*Task prompt*.
Without the pictures, return all of the material exactly as written.

*Extracted entries*.

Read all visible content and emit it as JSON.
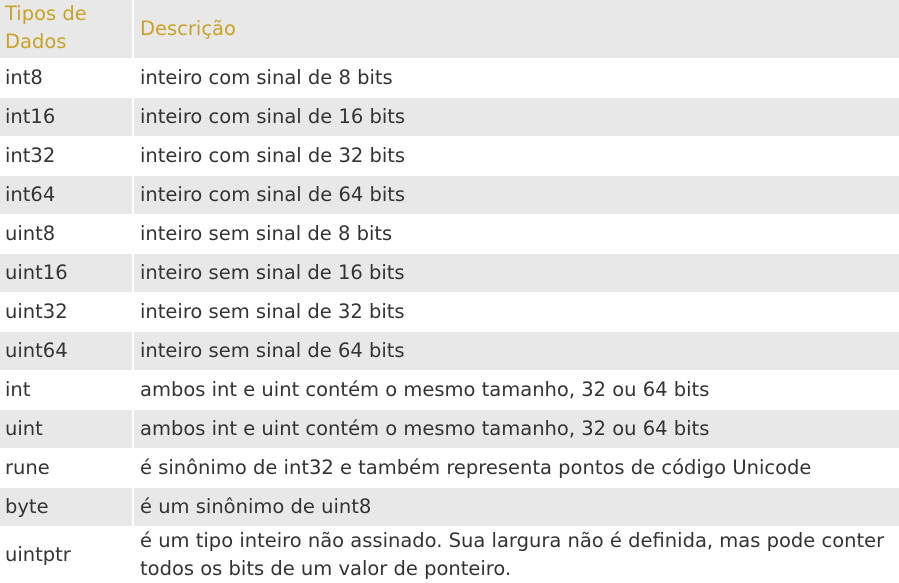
{
  "table": {
    "headers": {
      "type": "Tipos de Dados",
      "description": "Descrição"
    },
    "rows": [
      {
        "type": "int8",
        "description": "inteiro com sinal de 8 bits"
      },
      {
        "type": "int16",
        "description": "inteiro com sinal de 16 bits"
      },
      {
        "type": "int32",
        "description": "inteiro com sinal de 32 bits"
      },
      {
        "type": "int64",
        "description": "inteiro com sinal de 64 bits"
      },
      {
        "type": "uint8",
        "description": "inteiro sem sinal de 8 bits"
      },
      {
        "type": "uint16",
        "description": "inteiro sem sinal de 16 bits"
      },
      {
        "type": "uint32",
        "description": "inteiro sem sinal de 32 bits"
      },
      {
        "type": "uint64",
        "description": "inteiro sem sinal de 64 bits"
      },
      {
        "type": "int",
        "description": "ambos int e uint contém o mesmo tamanho, 32 ou 64 bits"
      },
      {
        "type": "uint",
        "description": "ambos int e uint contém o mesmo tamanho, 32 ou 64 bits"
      },
      {
        "type": "rune",
        "description": "é sinônimo de int32 e também representa pontos de código Unicode"
      },
      {
        "type": "byte",
        "description": "é um sinônimo de uint8"
      },
      {
        "type": "uintptr",
        "description": "é um tipo inteiro não assinado. Sua largura não é definida, mas pode conter todos os bits de um valor de ponteiro."
      }
    ]
  },
  "colors": {
    "header_text": "#c9a227",
    "stripe": "#e8e8e8",
    "body_text": "#333333"
  }
}
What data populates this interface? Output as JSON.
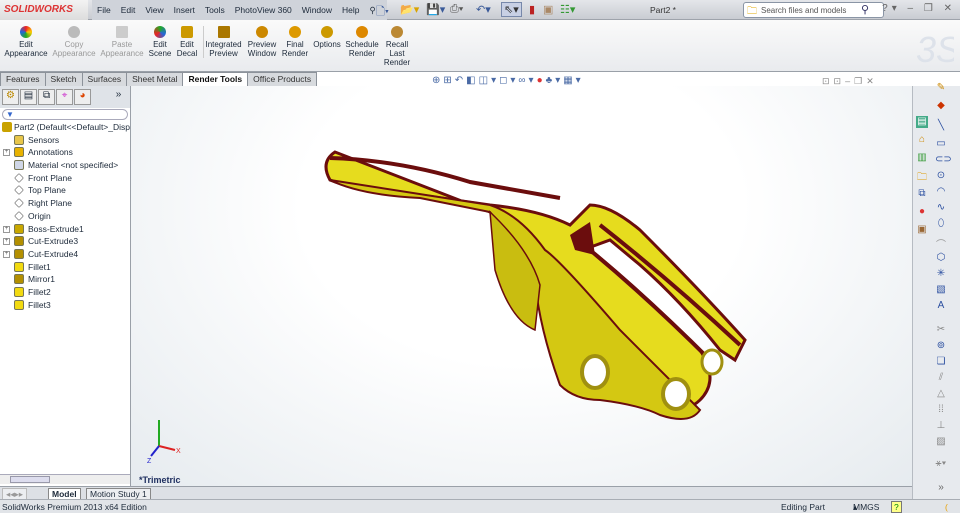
{
  "app": {
    "logo": "SOLIDWORKS",
    "doc_title": "Part2 *"
  },
  "menu": [
    "File",
    "Edit",
    "View",
    "Insert",
    "Tools",
    "PhotoView 360",
    "Window",
    "Help"
  ],
  "search": {
    "placeholder": "Search files and models"
  },
  "ribbon": [
    {
      "label": "Edit Appearance",
      "enabled": true
    },
    {
      "label": "Copy Appearance",
      "enabled": false
    },
    {
      "label": "Paste Appearance",
      "enabled": false
    },
    {
      "label": "Edit Scene",
      "enabled": true
    },
    {
      "label": "Edit Decal",
      "enabled": true
    },
    {
      "label": "Integrated Preview",
      "enabled": true
    },
    {
      "label": "Preview Window",
      "enabled": true
    },
    {
      "label": "Final Render",
      "enabled": true
    },
    {
      "label": "Options",
      "enabled": true
    },
    {
      "label": "Schedule Render",
      "enabled": true
    },
    {
      "label": "Recall Last Render",
      "enabled": true
    }
  ],
  "tabs": [
    "Features",
    "Sketch",
    "Surfaces",
    "Sheet Metal",
    "Render Tools",
    "Office Products"
  ],
  "active_tab": "Render Tools",
  "tree": {
    "root": "Part2  (Default<<Default>_Disp",
    "items": [
      {
        "label": "Sensors",
        "icon": "sensor-icon",
        "expandable": false
      },
      {
        "label": "Annotations",
        "icon": "annotation-icon",
        "expandable": true
      },
      {
        "label": "Material <not specified>",
        "icon": "material-icon",
        "expandable": false
      },
      {
        "label": "Front Plane",
        "icon": "plane-icon",
        "expandable": false
      },
      {
        "label": "Top Plane",
        "icon": "plane-icon",
        "expandable": false
      },
      {
        "label": "Right Plane",
        "icon": "plane-icon",
        "expandable": false
      },
      {
        "label": "Origin",
        "icon": "origin-icon",
        "expandable": false
      },
      {
        "label": "Boss-Extrude1",
        "icon": "extrude-icon",
        "expandable": true
      },
      {
        "label": "Cut-Extrude3",
        "icon": "cut-icon",
        "expandable": true
      },
      {
        "label": "Cut-Extrude4",
        "icon": "cut-icon",
        "expandable": true
      },
      {
        "label": "Fillet1",
        "icon": "fillet-icon",
        "expandable": false
      },
      {
        "label": "Mirror1",
        "icon": "mirror-icon",
        "expandable": false
      },
      {
        "label": "Fillet2",
        "icon": "fillet-icon",
        "expandable": false
      },
      {
        "label": "Fillet3",
        "icon": "fillet-icon",
        "expandable": false
      }
    ]
  },
  "viewport": {
    "view_label": "*Trimetric",
    "axis_x": "X",
    "axis_z": "Z"
  },
  "bottom_tabs": [
    "Model",
    "Motion Study 1"
  ],
  "status": {
    "edition": "SolidWorks Premium 2013 x64 Edition",
    "mode": "Editing Part",
    "units": "MMGS"
  },
  "colors": {
    "model_face": "#e6dc1e",
    "model_edge": "#6b0d0d"
  }
}
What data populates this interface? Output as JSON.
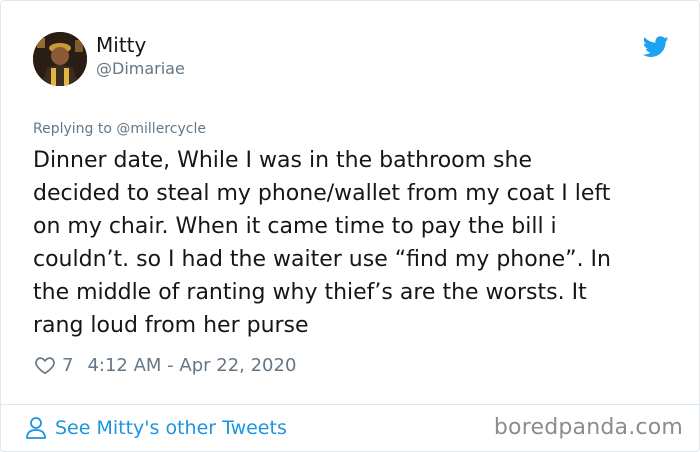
{
  "tweet": {
    "author_name": "Mitty",
    "author_handle": "@Dimariae",
    "replying_prefix": "Replying to ",
    "replying_to": "@millercycle",
    "text": "Dinner date, While I was in the bathroom she\ndecided to steal my phone/wallet from my coat I left\non my chair. When it came time to pay the bill i\ncouldn’t. so I had the waiter use “find my phone”. In\nthe middle of ranting why thief’s are the worsts. It\nrang loud from her purse",
    "likes": "7",
    "timestamp": "4:12 AM - Apr 22, 2020"
  },
  "footer": {
    "see_more_label": "See Mitty's other Tweets",
    "watermark": "boredpanda.com"
  },
  "icons": {
    "brand": "twitter-bird-icon",
    "like": "heart-icon",
    "profile": "person-icon"
  },
  "colors": {
    "twitter_blue": "#1da1f2",
    "link_blue": "#1b95e0",
    "secondary_text": "#657786",
    "border": "#e1e8ed"
  }
}
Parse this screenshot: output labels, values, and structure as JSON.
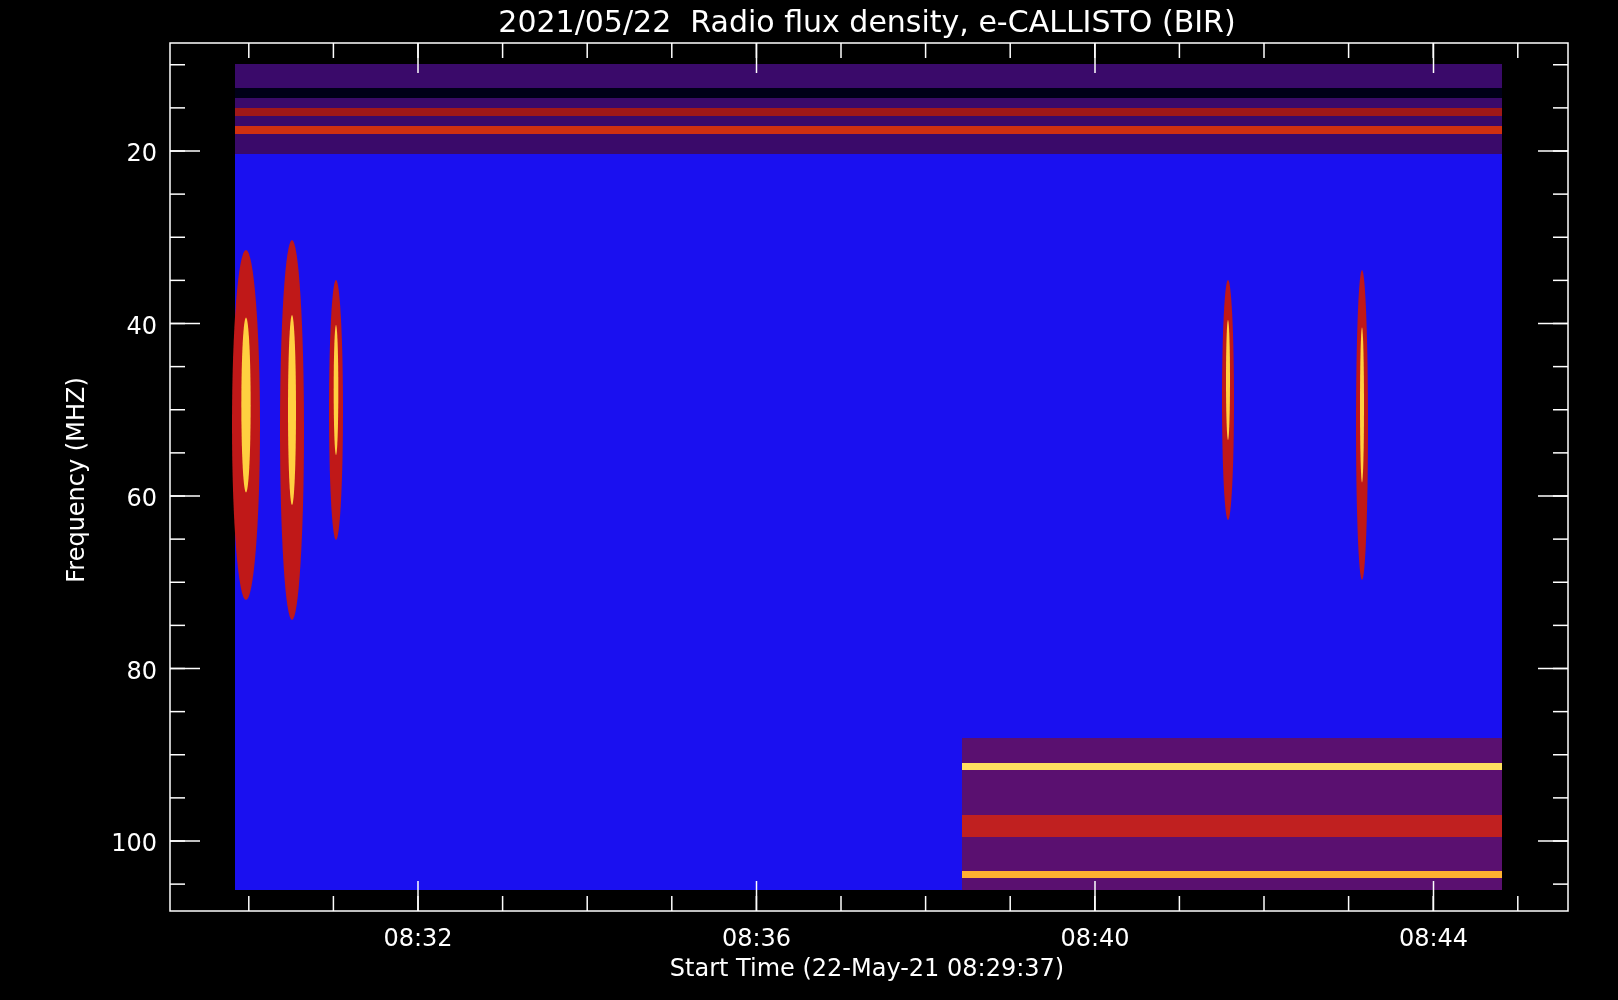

*Answer to this problem*.
Read all visible content and emit it as JSON.
{
  "table": {
    "headers": {
      "type": "Tipos de Dados",
      "description": "Descrição"
    },
    "rows": [
      {
        "type": "int8",
        "description": "inteiro com sinal de 8 bits"
      },
      {
        "type": "int16",
        "description": "inteiro com sinal de 16 bits"
      },
      {
        "type": "int32",
        "description": "inteiro com sinal de 32 bits"
      },
      {
        "type": "int64",
        "description": "inteiro com sinal de 64 bits"
      },
      {
        "type": "uint8",
        "description": "inteiro sem sinal de 8 bits"
      },
      {
        "type": "uint16",
        "description": "inteiro sem sinal de 16 bits"
      },
      {
        "type": "uint32",
        "description": "inteiro sem sinal de 32 bits"
      },
      {
        "type": "uint64",
        "description": "inteiro sem sinal de 64 bits"
      },
      {
        "type": "int",
        "description": "ambos int e uint contém o mesmo tamanho, 32 ou 64 bits"
      },
      {
        "type": "uint",
        "description": "ambos int e uint contém o mesmo tamanho, 32 ou 64 bits"
      },
      {
        "type": "rune",
        "description": "é sinônimo de int32 e também representa pontos de código Unicode"
      },
      {
        "type": "byte",
        "description": "é um sinônimo de uint8"
      },
      {
        "type": "uintptr",
        "description": "é um tipo inteiro não assinado. Sua largura não é definida, mas pode conter todos os bits de um valor de ponteiro."
      }
    ]
  },
  "colors": {
    "header_text": "#c9a227",
    "stripe": "#e8e8e8",
    "body_text": "#333333"
  }
}
What data populates this interface? Output as JSON.
{
  "app": {
    "logo": "SOLIDWORKS",
    "doc_title": "Part2 *"
  },
  "menu": [
    "File",
    "Edit",
    "View",
    "Insert",
    "Tools",
    "PhotoView 360",
    "Window",
    "Help"
  ],
  "search": {
    "placeholder": "Search files and models"
  },
  "ribbon": [
    {
      "label": "Edit Appearance",
      "enabled": true
    },
    {
      "label": "Copy Appearance",
      "enabled": false
    },
    {
      "label": "Paste Appearance",
      "enabled": false
    },
    {
      "label": "Edit Scene",
      "enabled": true
    },
    {
      "label": "Edit Decal",
      "enabled": true
    },
    {
      "label": "Integrated Preview",
      "enabled": true
    },
    {
      "label": "Preview Window",
      "enabled": true
    },
    {
      "label": "Final Render",
      "enabled": true
    },
    {
      "label": "Options",
      "enabled": true
    },
    {
      "label": "Schedule Render",
      "enabled": true
    },
    {
      "label": "Recall Last Render",
      "enabled": true
    }
  ],
  "tabs": [
    "Features",
    "Sketch",
    "Surfaces",
    "Sheet Metal",
    "Render Tools",
    "Office Products"
  ],
  "active_tab": "Render Tools",
  "tree": {
    "root": "Part2  (Default<<Default>_Disp",
    "items": [
      {
        "label": "Sensors",
        "icon": "sensor-icon",
        "expandable": false
      },
      {
        "label": "Annotations",
        "icon": "annotation-icon",
        "expandable": true
      },
      {
        "label": "Material <not specified>",
        "icon": "material-icon",
        "expandable": false
      },
      {
        "label": "Front Plane",
        "icon": "plane-icon",
        "expandable": false
      },
      {
        "label": "Top Plane",
        "icon": "plane-icon",
        "expandable": false
      },
      {
        "label": "Right Plane",
        "icon": "plane-icon",
        "expandable": false
      },
      {
        "label": "Origin",
        "icon": "origin-icon",
        "expandable": false
      },
      {
        "label": "Boss-Extrude1",
        "icon": "extrude-icon",
        "expandable": true
      },
      {
        "label": "Cut-Extrude3",
        "icon": "cut-icon",
        "expandable": true
      },
      {
        "label": "Cut-Extrude4",
        "icon": "cut-icon",
        "expandable": true
      },
      {
        "label": "Fillet1",
        "icon": "fillet-icon",
        "expandable": false
      },
      {
        "label": "Mirror1",
        "icon": "mirror-icon",
        "expandable": false
      },
      {
        "label": "Fillet2",
        "icon": "fillet-icon",
        "expandable": false
      },
      {
        "label": "Fillet3",
        "icon": "fillet-icon",
        "expandable": false
      }
    ]
  },
  "viewport": {
    "view_label": "*Trimetric",
    "axis_x": "X",
    "axis_z": "Z"
  },
  "bottom_tabs": [
    "Model",
    "Motion Study 1"
  ],
  "status": {
    "edition": "SolidWorks Premium 2013 x64 Edition",
    "mode": "Editing Part",
    "units": "MMGS"
  },
  "colors": {
    "model_face": "#e6dc1e",
    "model_edge": "#6b0d0d"
  }
}
What data populates this interface? Output as JSON.
{
  "tweet": {
    "author_name": "Mitty",
    "author_handle": "@Dimariae",
    "replying_prefix": "Replying to ",
    "replying_to": "@millercycle",
    "text": "Dinner date, While I was in the bathroom she\ndecided to steal my phone/wallet from my coat I left\non my chair. When it came time to pay the bill i\ncouldn’t. so I had the waiter use “find my phone”. In\nthe middle of ranting why thief’s are the worsts. It\nrang loud from her purse",
    "likes": "7",
    "timestamp": "4:12 AM - Apr 22, 2020"
  },
  "footer": {
    "see_more_label": "See Mitty's other Tweets",
    "watermark": "boredpanda.com"
  },
  "icons": {
    "brand": "twitter-bird-icon",
    "like": "heart-icon",
    "profile": "person-icon"
  },
  "colors": {
    "twitter_blue": "#1da1f2",
    "link_blue": "#1b95e0",
    "secondary_text": "#657786",
    "border": "#e1e8ed"
  }
}
Parse this screenshot: output labels, values, and structure as JSON.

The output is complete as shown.